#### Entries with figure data
_ _ _
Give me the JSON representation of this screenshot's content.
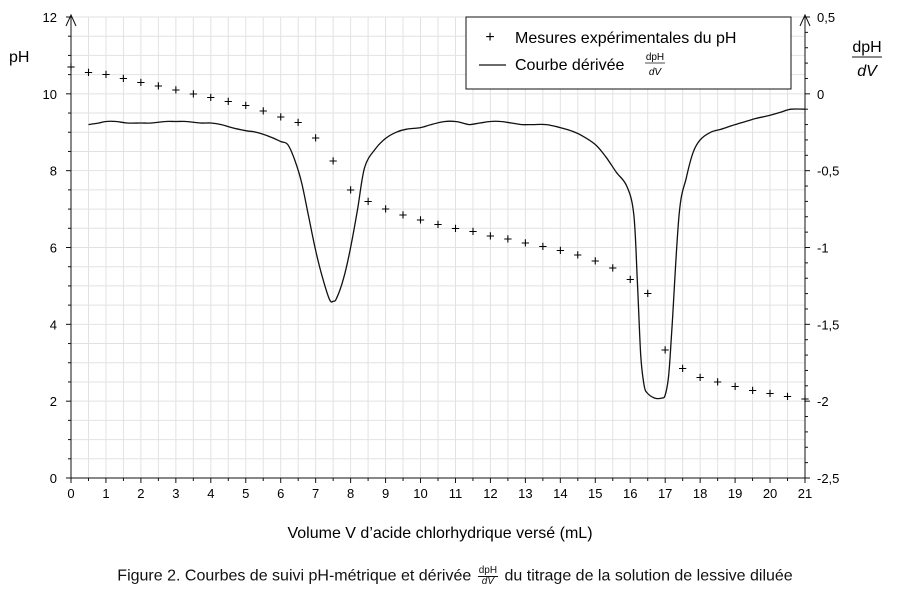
{
  "chart_data": {
    "type": "scatter+line",
    "xlabel": "Volume V d’acide chlorhydrique versé (mL)",
    "ylabel_left": "pH",
    "ylabel_right_num": "dpH",
    "ylabel_right_den": "dV",
    "xlim": [
      0,
      21
    ],
    "ylim_left": [
      0,
      12
    ],
    "ylim_right": [
      -2.5,
      0.5
    ],
    "x_ticks": [
      "0",
      "1",
      "2",
      "3",
      "4",
      "5",
      "6",
      "7",
      "8",
      "9",
      "10",
      "11",
      "12",
      "13",
      "14",
      "15",
      "16",
      "17",
      "18",
      "19",
      "20",
      "21"
    ],
    "y_left_ticks": [
      "0",
      "2",
      "4",
      "6",
      "8",
      "10",
      "12"
    ],
    "y_right_ticks": [
      "-2,5",
      "-2",
      "-1,5",
      "-1",
      "-0,5",
      "0",
      "0,5"
    ],
    "grid": true,
    "legend_position": "top-right",
    "series": [
      {
        "name": "Mesures expérimentales du pH",
        "marker": "+",
        "axis": "left",
        "x": [
          0,
          0.5,
          1,
          1.5,
          2,
          2.5,
          3,
          3.5,
          4,
          4.5,
          5,
          5.5,
          6,
          6.5,
          7,
          7.5,
          8,
          8.5,
          9,
          9.5,
          10,
          10.5,
          11,
          11.5,
          12,
          12.5,
          13,
          13.5,
          14,
          14.5,
          15,
          15.5,
          16,
          16.5,
          17,
          17.5,
          18,
          18.5,
          19,
          19.5,
          20,
          20.5,
          21
        ],
        "y": [
          10.7,
          10.55,
          10.5,
          10.4,
          10.3,
          10.2,
          10.1,
          10.0,
          9.9,
          9.8,
          9.7,
          9.55,
          9.4,
          9.25,
          8.85,
          8.25,
          7.5,
          7.2,
          7.0,
          6.85,
          6.72,
          6.6,
          6.5,
          6.42,
          6.3,
          6.22,
          6.12,
          6.02,
          5.92,
          5.8,
          5.65,
          5.47,
          5.17,
          4.8,
          3.33,
          2.85,
          2.62,
          2.5,
          2.38,
          2.28,
          2.2,
          2.12,
          2.05
        ]
      },
      {
        "name_prefix": "Courbe dérivée",
        "name_num": "dpH",
        "name_den": "dV",
        "axis": "right",
        "x": [
          0.5,
          0.8,
          1,
          1.3,
          1.6,
          2,
          2.3,
          2.7,
          3,
          3.3,
          3.7,
          4,
          4.3,
          4.6,
          5,
          5.3,
          5.7,
          6,
          6.2,
          6.4,
          6.6,
          6.8,
          7,
          7.2,
          7.4,
          7.5,
          7.6,
          7.8,
          8,
          8.2,
          8.4,
          8.7,
          9,
          9.3,
          9.6,
          10,
          10.3,
          10.7,
          11,
          11.2,
          11.4,
          11.7,
          12,
          12.3,
          12.6,
          12.9,
          13.2,
          13.6,
          14,
          14.3,
          14.6,
          15,
          15.3,
          15.6,
          15.9,
          16.1,
          16.2,
          16.3,
          16.4,
          16.5,
          16.7,
          16.9,
          17,
          17.1,
          17.2,
          17.4,
          17.6,
          17.8,
          18,
          18.3,
          18.6,
          19,
          19.3,
          19.6,
          20,
          20.3,
          20.6,
          21
        ],
        "y": [
          -0.2,
          -0.19,
          -0.18,
          -0.18,
          -0.19,
          -0.19,
          -0.19,
          -0.18,
          -0.18,
          -0.18,
          -0.19,
          -0.19,
          -0.2,
          -0.22,
          -0.24,
          -0.25,
          -0.28,
          -0.31,
          -0.33,
          -0.43,
          -0.58,
          -0.8,
          -1.02,
          -1.2,
          -1.34,
          -1.35,
          -1.33,
          -1.2,
          -1.0,
          -0.75,
          -0.48,
          -0.36,
          -0.29,
          -0.25,
          -0.23,
          -0.22,
          -0.2,
          -0.18,
          -0.18,
          -0.19,
          -0.2,
          -0.19,
          -0.18,
          -0.18,
          -0.19,
          -0.2,
          -0.2,
          -0.2,
          -0.22,
          -0.24,
          -0.27,
          -0.33,
          -0.41,
          -0.51,
          -0.6,
          -0.78,
          -1.2,
          -1.7,
          -1.9,
          -1.95,
          -1.98,
          -1.98,
          -1.96,
          -1.83,
          -1.5,
          -0.78,
          -0.55,
          -0.38,
          -0.3,
          -0.25,
          -0.23,
          -0.2,
          -0.18,
          -0.16,
          -0.14,
          -0.12,
          -0.1,
          -0.1
        ]
      }
    ]
  },
  "caption": {
    "prefix": "Figure 2. Courbes de suivi pH-métrique et dérivée",
    "num": "dpH",
    "den": "dV",
    "suffix": "du titrage de la solution de lessive diluée"
  }
}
_ _ _
Return all lines containing "dérivée".

        "name_prefix": "Courbe dérivée",
    "prefix": "Figure 2. Courbes de suivi pH-métrique et dérivée",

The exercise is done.